[Source records]
◆ ◆ ◆

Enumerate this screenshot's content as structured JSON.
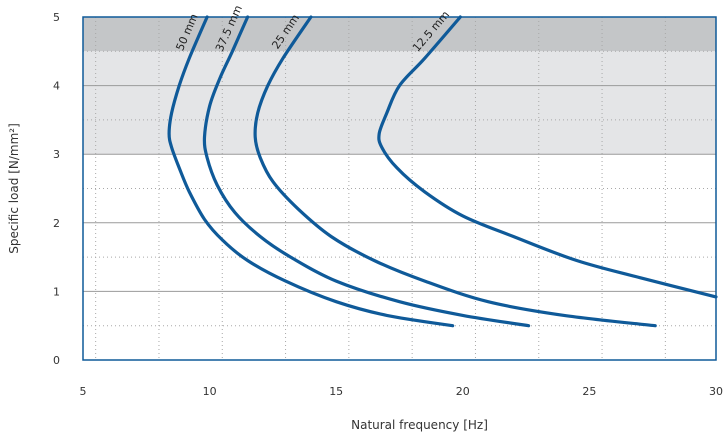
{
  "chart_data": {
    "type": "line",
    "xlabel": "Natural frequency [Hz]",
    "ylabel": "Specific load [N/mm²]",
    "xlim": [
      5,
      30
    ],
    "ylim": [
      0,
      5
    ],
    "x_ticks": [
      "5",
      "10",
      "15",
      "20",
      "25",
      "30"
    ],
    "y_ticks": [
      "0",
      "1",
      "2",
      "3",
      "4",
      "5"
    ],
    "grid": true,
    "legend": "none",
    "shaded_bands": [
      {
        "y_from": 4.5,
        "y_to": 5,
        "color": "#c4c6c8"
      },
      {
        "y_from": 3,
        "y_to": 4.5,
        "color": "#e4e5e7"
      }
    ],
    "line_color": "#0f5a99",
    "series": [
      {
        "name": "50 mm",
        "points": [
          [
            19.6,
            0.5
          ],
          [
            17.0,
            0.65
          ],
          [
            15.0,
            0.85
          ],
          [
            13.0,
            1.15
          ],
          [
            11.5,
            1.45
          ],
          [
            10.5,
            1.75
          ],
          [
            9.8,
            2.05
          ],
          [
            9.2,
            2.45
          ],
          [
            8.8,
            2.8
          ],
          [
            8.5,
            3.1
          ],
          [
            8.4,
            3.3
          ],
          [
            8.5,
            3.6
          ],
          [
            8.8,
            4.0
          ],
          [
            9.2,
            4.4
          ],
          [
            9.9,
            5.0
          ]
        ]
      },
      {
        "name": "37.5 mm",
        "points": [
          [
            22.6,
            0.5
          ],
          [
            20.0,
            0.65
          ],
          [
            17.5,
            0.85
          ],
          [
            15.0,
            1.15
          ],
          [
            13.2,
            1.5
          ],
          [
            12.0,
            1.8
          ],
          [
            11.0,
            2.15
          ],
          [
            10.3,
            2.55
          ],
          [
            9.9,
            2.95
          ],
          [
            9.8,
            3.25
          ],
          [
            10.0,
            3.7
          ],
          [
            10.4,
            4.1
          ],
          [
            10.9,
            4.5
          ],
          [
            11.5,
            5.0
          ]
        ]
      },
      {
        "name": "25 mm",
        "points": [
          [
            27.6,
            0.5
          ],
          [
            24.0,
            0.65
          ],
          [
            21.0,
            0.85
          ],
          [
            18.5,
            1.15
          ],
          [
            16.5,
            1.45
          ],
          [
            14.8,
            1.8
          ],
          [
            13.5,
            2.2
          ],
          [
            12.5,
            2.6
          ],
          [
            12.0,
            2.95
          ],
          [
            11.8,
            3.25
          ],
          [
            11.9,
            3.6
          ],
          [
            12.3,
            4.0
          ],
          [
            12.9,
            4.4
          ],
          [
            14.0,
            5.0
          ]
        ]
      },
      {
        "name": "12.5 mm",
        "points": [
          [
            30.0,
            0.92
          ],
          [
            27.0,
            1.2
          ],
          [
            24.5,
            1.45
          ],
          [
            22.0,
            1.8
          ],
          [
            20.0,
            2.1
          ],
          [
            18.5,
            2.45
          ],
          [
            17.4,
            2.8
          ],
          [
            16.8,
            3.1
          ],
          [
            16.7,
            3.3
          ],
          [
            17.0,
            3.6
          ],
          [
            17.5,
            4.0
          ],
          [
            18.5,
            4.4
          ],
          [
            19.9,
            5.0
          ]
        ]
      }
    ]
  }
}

◆ ◆ ◆

WRITTEN PROBLEM: Copy all the entries word for word. Omit any pictures.

OUTPUT FOR THIS TASK:
Enumerate this screenshot's content as structured JSON.
{
  "chart_data": {
    "type": "line",
    "xlabel": "Natural frequency [Hz]",
    "ylabel": "Specific load [N/mm²]",
    "xlim": [
      5,
      30
    ],
    "ylim": [
      0,
      5
    ],
    "x_ticks": [
      "5",
      "10",
      "15",
      "20",
      "25",
      "30"
    ],
    "y_ticks": [
      "0",
      "1",
      "2",
      "3",
      "4",
      "5"
    ],
    "grid": true,
    "legend": "none",
    "shaded_bands": [
      {
        "y_from": 4.5,
        "y_to": 5,
        "color": "#c4c6c8"
      },
      {
        "y_from": 3,
        "y_to": 4.5,
        "color": "#e4e5e7"
      }
    ],
    "line_color": "#0f5a99",
    "series": [
      {
        "name": "50 mm",
        "points": [
          [
            19.6,
            0.5
          ],
          [
            17.0,
            0.65
          ],
          [
            15.0,
            0.85
          ],
          [
            13.0,
            1.15
          ],
          [
            11.5,
            1.45
          ],
          [
            10.5,
            1.75
          ],
          [
            9.8,
            2.05
          ],
          [
            9.2,
            2.45
          ],
          [
            8.8,
            2.8
          ],
          [
            8.5,
            3.1
          ],
          [
            8.4,
            3.3
          ],
          [
            8.5,
            3.6
          ],
          [
            8.8,
            4.0
          ],
          [
            9.2,
            4.4
          ],
          [
            9.9,
            5.0
          ]
        ]
      },
      {
        "name": "37.5 mm",
        "points": [
          [
            22.6,
            0.5
          ],
          [
            20.0,
            0.65
          ],
          [
            17.5,
            0.85
          ],
          [
            15.0,
            1.15
          ],
          [
            13.2,
            1.5
          ],
          [
            12.0,
            1.8
          ],
          [
            11.0,
            2.15
          ],
          [
            10.3,
            2.55
          ],
          [
            9.9,
            2.95
          ],
          [
            9.8,
            3.25
          ],
          [
            10.0,
            3.7
          ],
          [
            10.4,
            4.1
          ],
          [
            10.9,
            4.5
          ],
          [
            11.5,
            5.0
          ]
        ]
      },
      {
        "name": "25 mm",
        "points": [
          [
            27.6,
            0.5
          ],
          [
            24.0,
            0.65
          ],
          [
            21.0,
            0.85
          ],
          [
            18.5,
            1.15
          ],
          [
            16.5,
            1.45
          ],
          [
            14.8,
            1.8
          ],
          [
            13.5,
            2.2
          ],
          [
            12.5,
            2.6
          ],
          [
            12.0,
            2.95
          ],
          [
            11.8,
            3.25
          ],
          [
            11.9,
            3.6
          ],
          [
            12.3,
            4.0
          ],
          [
            12.9,
            4.4
          ],
          [
            14.0,
            5.0
          ]
        ]
      },
      {
        "name": "12.5 mm",
        "points": [
          [
            30.0,
            0.92
          ],
          [
            27.0,
            1.2
          ],
          [
            24.5,
            1.45
          ],
          [
            22.0,
            1.8
          ],
          [
            20.0,
            2.1
          ],
          [
            18.5,
            2.45
          ],
          [
            17.4,
            2.8
          ],
          [
            16.8,
            3.1
          ],
          [
            16.7,
            3.3
          ],
          [
            17.0,
            3.6
          ],
          [
            17.5,
            4.0
          ],
          [
            18.5,
            4.4
          ],
          [
            19.9,
            5.0
          ]
        ]
      }
    ]
  }
}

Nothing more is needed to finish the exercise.